## WHAT THE TASK REQUIRES
Search the material below for the string "correction" and extract each line that has it.

╭─ DATA TO USE

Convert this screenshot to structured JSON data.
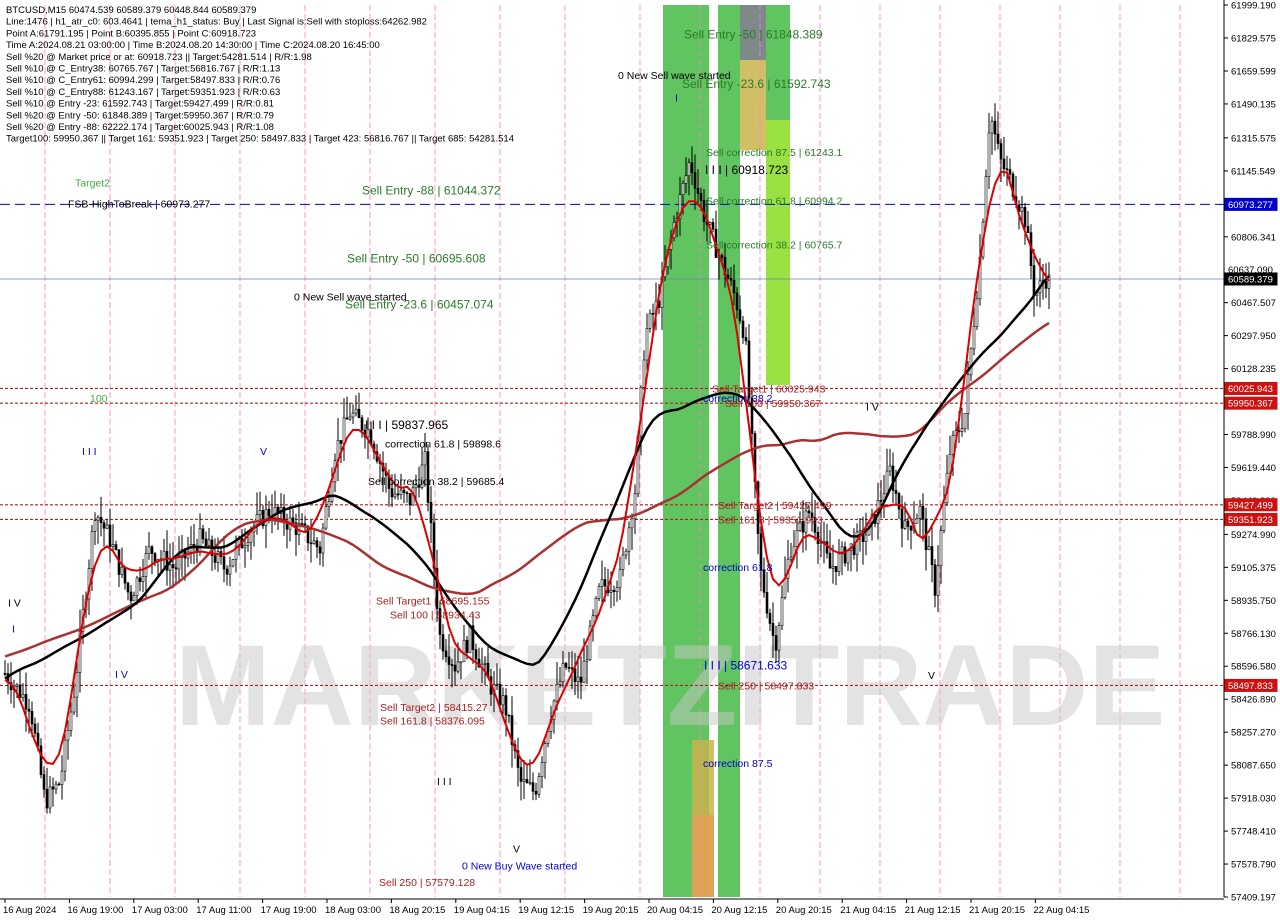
{
  "chart_data": {
    "type": "candlestick",
    "symbol": "BTCUSD,M15",
    "info_lines": [
      "BTCUSD,M15  60474.539 60589.379 60448.844 60589.379",
      "Line:1476 | h1_atr_c0: 603.4641 | tema_h1_status: Buy | Last Signal is:Sell with stoploss:64262.982",
      "Point A:61791.195 | Point B:60395.855 | Point C:60918.723",
      "Time A:2024.08.21 03:00:00 | Time B:2024.08.20 14:30:00 | Time C:2024.08.20 16:45:00",
      "Sell %20 @ Market price or at: 60918.723 || Target:54281.514 | R/R:1.98",
      "Sell %10 @ C_Entry38: 60765.767 | Target:56816.767 | R/R:1.13",
      "Sell %10 @ C_Entry61: 60994.299 | Target:58497.833 | R/R:0.76",
      "Sell %10 @ C_Entry88: 61243.167 | Target:59351.923 | R/R:0.63",
      "Sell %10 @ Entry -23: 61592.743 | Target:59427.499 | R/R:0.81",
      "Sell %20 @ Entry -50: 61848.389 | Target:59950.367 | R/R:0.79",
      "Sell %20 @ Entry -88: 62222.174 | Target:60025.943 | R/R:1.08",
      "Target100: 59950.367 || Target 161: 59351.923 | Target 250: 58497.833 | Target 423: 56816.767 || Target 685: 54281.514"
    ],
    "y_axis": {
      "min": 57409.197,
      "max": 61999.19,
      "ticks": [
        61999.19,
        61829.575,
        61659.599,
        61490.135,
        61315.575,
        61145.549,
        60975.999,
        60806.341,
        60637.09,
        60467.507,
        60297.95,
        60128.235,
        59958.54,
        59788.99,
        59619.44,
        59449.89,
        59274.99,
        59105.375,
        58935.75,
        58766.13,
        58596.58,
        58426.89,
        58257.27,
        58087.65,
        57918.03,
        57748.41,
        57578.79,
        57409.197
      ],
      "tick_labels": [
        "61999.190",
        "61829.575",
        "61659.599",
        "61490.135",
        "61315.575",
        "61145.549",
        "60975.999",
        "60806.341",
        "60637.090",
        "60467.507",
        "60297.950",
        "60128.235",
        "59958.540",
        "59788.990",
        "59619.440",
        "59449.890",
        "59274.990",
        "59105.375",
        "58935.750",
        "58766.130",
        "58596.580",
        "58426.890",
        "58257.270",
        "58087.650",
        "57918.030",
        "57748.410",
        "57578.790",
        "57409.197"
      ]
    },
    "x_axis": {
      "labels": [
        "16 Aug 2024",
        "16 Aug 19:00",
        "17 Aug 03:00",
        "17 Aug 11:00",
        "17 Aug 19:00",
        "18 Aug 03:00",
        "18 Aug 20:15",
        "19 Aug 04:15",
        "19 Aug 12:15",
        "19 Aug 20:15",
        "20 Aug 04:15",
        "20 Aug 12:15",
        "20 Aug 20:15",
        "21 Aug 04:15",
        "21 Aug 12:15",
        "21 Aug 20:15",
        "22 Aug 04:15"
      ]
    },
    "price_tags": [
      {
        "label": "60973.277",
        "value": 60973.277,
        "bg": "#0000cc",
        "fg": "#ffffff"
      },
      {
        "label": "60637.090",
        "value": 60637.09,
        "bg": "#ffffff",
        "fg": "#000000"
      },
      {
        "label": "60589.379",
        "value": 60589.379,
        "bg": "#000000",
        "fg": "#ffffff"
      },
      {
        "label": "60025.943",
        "value": 60025.943,
        "bg": "#cc1111",
        "fg": "#ffffff"
      },
      {
        "label": "59950.367",
        "value": 59950.367,
        "bg": "#cc1111",
        "fg": "#ffffff"
      },
      {
        "label": "59427.499",
        "value": 59427.499,
        "bg": "#cc1111",
        "fg": "#ffffff"
      },
      {
        "label": "59351.923",
        "value": 59351.923,
        "bg": "#cc1111",
        "fg": "#ffffff"
      },
      {
        "label": "58497.833",
        "value": 58497.833,
        "bg": "#cc1111",
        "fg": "#ffffff"
      }
    ],
    "horizontal_lines": [
      {
        "value": 60973.277,
        "color": "#0000cc",
        "style": "dashed"
      },
      {
        "value": 60589.379,
        "color": "#6a7fb5",
        "style": "solid"
      },
      {
        "value": 60025.943,
        "color": "#aa2222",
        "style": "dotted"
      },
      {
        "value": 59950.367,
        "color": "#aa2222",
        "style": "dotted"
      },
      {
        "value": 59427.499,
        "color": "#aa2222",
        "style": "dotted"
      },
      {
        "value": 59351.923,
        "color": "#aa2222",
        "style": "dotted"
      },
      {
        "value": 58497.833,
        "color": "#aa2222",
        "style": "dotted"
      }
    ],
    "annotations": [
      {
        "text": "Target2",
        "value": 61085,
        "color": "#44aa44"
      },
      {
        "text": "FSB-HighToBreak | 60973.277",
        "value": 60978,
        "color": "#000000"
      },
      {
        "text": "Sell Entry -88 | 61044.372",
        "value": 61044.372,
        "color": "#2b7a2b"
      },
      {
        "text": "Sell Entry -50 | 60695.608",
        "value": 60695.608,
        "color": "#2b7a2b"
      },
      {
        "text": "0 New Sell wave started",
        "value": 60500,
        "color": "#000000"
      },
      {
        "text": "Sell Entry -23.6 | 60457.074",
        "value": 60457.074,
        "color": "#2b7a2b"
      },
      {
        "text": "100",
        "value": 59977,
        "color": "#44aa44"
      },
      {
        "text": "I I I | 59837.965",
        "value": 59837.965,
        "color": "#000000"
      },
      {
        "text": "I I I",
        "value": 59705,
        "color": "#0000cc"
      },
      {
        "text": "V",
        "value": 59705,
        "color": "#0000cc"
      },
      {
        "text": "correction 61.8 | 59898.6",
        "value": 59744,
        "color": "#000000"
      },
      {
        "text": "Sell correction 38.2 | 59685.4",
        "value": 59551,
        "color": "#000000"
      },
      {
        "text": "I V",
        "value": 58925,
        "color": "#000000"
      },
      {
        "text": "I",
        "value": 58790,
        "color": "#0000cc"
      },
      {
        "text": "I V",
        "value": 58556,
        "color": "#0000cc"
      },
      {
        "text": "Sell Target1 | 58695.155",
        "value": 58935,
        "color": "#aa2222"
      },
      {
        "text": "Sell 100 | 58934.43",
        "value": 58862,
        "color": "#aa2222"
      },
      {
        "text": "Sell Target2 | 58415.27",
        "value": 58386,
        "color": "#aa2222"
      },
      {
        "text": "Sell 161.8 | 58376.095",
        "value": 58318,
        "color": "#aa2222"
      },
      {
        "text": "I I I",
        "value": 58005,
        "color": "#000000"
      },
      {
        "text": "V",
        "value": 57658,
        "color": "#000000"
      },
      {
        "text": "0 New Buy Wave started",
        "value": 57572,
        "color": "#0000cc"
      },
      {
        "text": "Sell 250 | 57579.128",
        "value": 57487,
        "color": "#aa2222"
      },
      {
        "text": "Sell Entry -50 | 61848.389",
        "value": 61848.389,
        "color": "#2b7a2b"
      },
      {
        "text": "0 New Sell wave started",
        "value": 61640,
        "color": "#000000"
      },
      {
        "text": "I",
        "value": 61522,
        "color": "#0000cc"
      },
      {
        "text": "Sell Entry -23.6 | 61592.743",
        "value": 61592.743,
        "color": "#2b7a2b"
      },
      {
        "text": "Sell correction 87.5 | 61243.1",
        "value": 61243.1,
        "color": "#2b7a2b"
      },
      {
        "text": "I I I | 60918.723",
        "value": 61150,
        "color": "#000000"
      },
      {
        "text": "Sell correction 61.8 | 60994.2",
        "value": 60994.2,
        "color": "#2b7a2b"
      },
      {
        "text": "Sell correction 38.2 | 60765.7",
        "value": 60765.7,
        "color": "#2b7a2b"
      },
      {
        "text": "Sell Target1 | 60025.943",
        "value": 60025.943,
        "color": "#aa2222"
      },
      {
        "text": "correction 38.2",
        "value": 59978,
        "color": "#0000cc"
      },
      {
        "text": "Sell 100 | 59950.367",
        "value": 59950.367,
        "color": "#aa2222"
      },
      {
        "text": "Sell Target2 | 59427.499",
        "value": 59427.499,
        "color": "#aa2222"
      },
      {
        "text": "Sell 161.8 | 59351.923",
        "value": 59351.923,
        "color": "#aa2222"
      },
      {
        "text": "correction 61.8",
        "value": 59107,
        "color": "#0000cc"
      },
      {
        "text": "I I I | 58671.633",
        "value": 58600,
        "color": "#0000cc"
      },
      {
        "text": "Sell 250 | 58497.833",
        "value": 58497.833,
        "color": "#aa2222"
      },
      {
        "text": "correction 87.5",
        "value": 58100,
        "color": "#0000cc"
      },
      {
        "text": "I V",
        "value": 59933,
        "color": "#000000"
      },
      {
        "text": "V",
        "value": 58552,
        "color": "#000000"
      }
    ],
    "watermark": "MARKETZITRADE",
    "colors": {
      "up": "#000000",
      "down": "#000000",
      "sma_fast": "#dd0000",
      "sma_black": "#000000",
      "sma_brown": "#a83232",
      "zone_green": "#44bb44",
      "zone_lime": "#88dd22",
      "zone_olive": "#c8b44a",
      "zone_orange": "#e2a055",
      "zone_slate": "#708090"
    }
  }
}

╰─

## SOLUTION FOR THIS EXERCISE
        "text": "correction 61.8 | 59898.6",
        "text": "Sell correction 38.2 | 59685.4",
        "text": "Sell correction 87.5 | 61243.1",
        "text": "Sell correction 61.8 | 60994.2",
        "text": "Sell correction 38.2 | 60765.7",
        "text": "correction 38.2",
        "text": "correction 61.8",
        "text": "correction 87.5",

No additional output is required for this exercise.